## begin DOCUMENT TEXT

# Rb25det neo install



## Rileymax (Sep 24, 2017)

Okay so I understand this has most likely been covered plenty of times before but humour me, this is my first project and I'm gonna need all the help I can get

So, I have an 97 S14A shell and I'm planning on putting an RB25DET NEO in

Firstly, as I understand, I'll need

Engine

Turbo

Gearbox

Driveshaft

Diff

Exhaust

Loom

Ecu

Crossmember

Engine Mounts

Engine work will be done at a shop local to me but I'll be stripping it back myself beforehand so are there any common issues I should be looking out for when stripping it down? It'll pretty much be getting the works when it goes in so I'm not too worried about small issues 

What gearbox should I be looking at? I want something strong but I'd preferably rather not have to bash the tunnel out to get it in 

Is the driveshaft a hardy spicer job and if so, is it best to get one out of a 33 or 34? 

The car is going to be an every other week street/occasional track car, what am I looking at in the way of a diff? 

As I said I understand this has all probably been covered before but I'd appreciate the help


Sent from my SM-G950F using Tapatalk


----------



## rogoman (Dec 16, 2004)

Are you really sure that you want to do this! It's a major swap effort both mechanically and electrically. The engine is much heavier then a KA24DE which will cause handling issues; parts are hard to get and expensive. An SR20DET is a much better swap; minor swap issues; there are many high performance parts; a very popular swap.


----------



## Rileymax (Sep 24, 2017)

rogoman said:


> Are you really sure that you want to do this! It's a major swap effort both mechanically and electrically. The engine is much heavier then a KA24DE which will cause handling issues; parts are hard to get and expensive. An SR20DET is a much better swap; minor swap issues; there are many high performance parts; a very popular swap.


Definitely sure, I have a lot of good resources around where I live and I'm just not a fan of the SR20DET

Sent from my SM-G950F using Tapatalk


----------



## Rileymax (Sep 24, 2017)

Rileymax said:


> Definitely sure, I have a lot of good resources around where I live and I'm just not a fan of the SR20DET
> 
> Sent from my SM-G950F using Tapatalk


Also it came stock with an SR, I'm in Aus, no KA's here

Sent from my SM-G950F using Tapatalk


----------

## end DOCUMENT TEXT
## begin DATA SECTION

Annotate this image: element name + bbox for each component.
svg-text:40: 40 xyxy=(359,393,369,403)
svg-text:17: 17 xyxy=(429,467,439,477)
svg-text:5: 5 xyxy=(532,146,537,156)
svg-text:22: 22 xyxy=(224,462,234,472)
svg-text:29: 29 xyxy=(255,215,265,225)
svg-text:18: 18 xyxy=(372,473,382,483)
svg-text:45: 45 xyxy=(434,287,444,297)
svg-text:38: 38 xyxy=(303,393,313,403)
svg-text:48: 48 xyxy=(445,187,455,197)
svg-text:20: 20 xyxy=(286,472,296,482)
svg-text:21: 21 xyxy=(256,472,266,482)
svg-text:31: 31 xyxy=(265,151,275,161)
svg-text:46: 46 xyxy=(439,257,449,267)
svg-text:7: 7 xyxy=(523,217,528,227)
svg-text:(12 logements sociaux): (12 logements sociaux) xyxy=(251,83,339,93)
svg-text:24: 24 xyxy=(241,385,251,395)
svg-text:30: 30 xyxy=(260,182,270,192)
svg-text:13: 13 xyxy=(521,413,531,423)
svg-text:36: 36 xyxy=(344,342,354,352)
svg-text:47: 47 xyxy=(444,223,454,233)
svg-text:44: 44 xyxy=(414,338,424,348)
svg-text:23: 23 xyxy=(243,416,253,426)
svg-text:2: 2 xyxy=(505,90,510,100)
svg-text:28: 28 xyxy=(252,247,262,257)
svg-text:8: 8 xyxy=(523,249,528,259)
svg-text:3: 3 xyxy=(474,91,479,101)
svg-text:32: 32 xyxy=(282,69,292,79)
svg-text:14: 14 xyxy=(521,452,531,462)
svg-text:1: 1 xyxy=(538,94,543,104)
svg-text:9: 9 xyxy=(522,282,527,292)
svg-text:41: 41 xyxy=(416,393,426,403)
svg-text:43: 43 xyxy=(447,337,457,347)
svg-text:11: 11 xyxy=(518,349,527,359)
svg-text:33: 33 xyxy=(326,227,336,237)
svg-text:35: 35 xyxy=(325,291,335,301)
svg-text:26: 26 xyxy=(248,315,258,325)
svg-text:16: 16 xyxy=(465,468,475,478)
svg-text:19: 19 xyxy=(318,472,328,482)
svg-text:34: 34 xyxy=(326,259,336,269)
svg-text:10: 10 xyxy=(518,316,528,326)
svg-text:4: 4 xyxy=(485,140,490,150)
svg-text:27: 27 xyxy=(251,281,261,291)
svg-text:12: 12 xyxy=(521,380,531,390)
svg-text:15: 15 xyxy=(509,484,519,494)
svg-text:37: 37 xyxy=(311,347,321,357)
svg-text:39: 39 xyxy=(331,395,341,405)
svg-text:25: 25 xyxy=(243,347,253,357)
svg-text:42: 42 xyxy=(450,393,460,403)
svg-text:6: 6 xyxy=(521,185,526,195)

## end DATA SECTION

#### [YOUR GOAL]
Transcribe the RB25DET swap thread, starting at the words "Engine work will" and stopping after "a 33 or 34?". None of the material is used here.

#### [WRITTEN RESPONSE]
Engine work will be done at a shop local to me but I'll be stripping it back myself beforehand so are there any common issues I should be looking out for when stripping it down? It'll pretty much be getting the works when it goes in so I'm not too worried about small issues 

What gearbox should I be looking at? I want something strong but I'd preferably rather not have to bash the tunnel out to get it in 

Is the driveshaft a hardy spicer job and if so, is it best to get one out of a 33 or 34?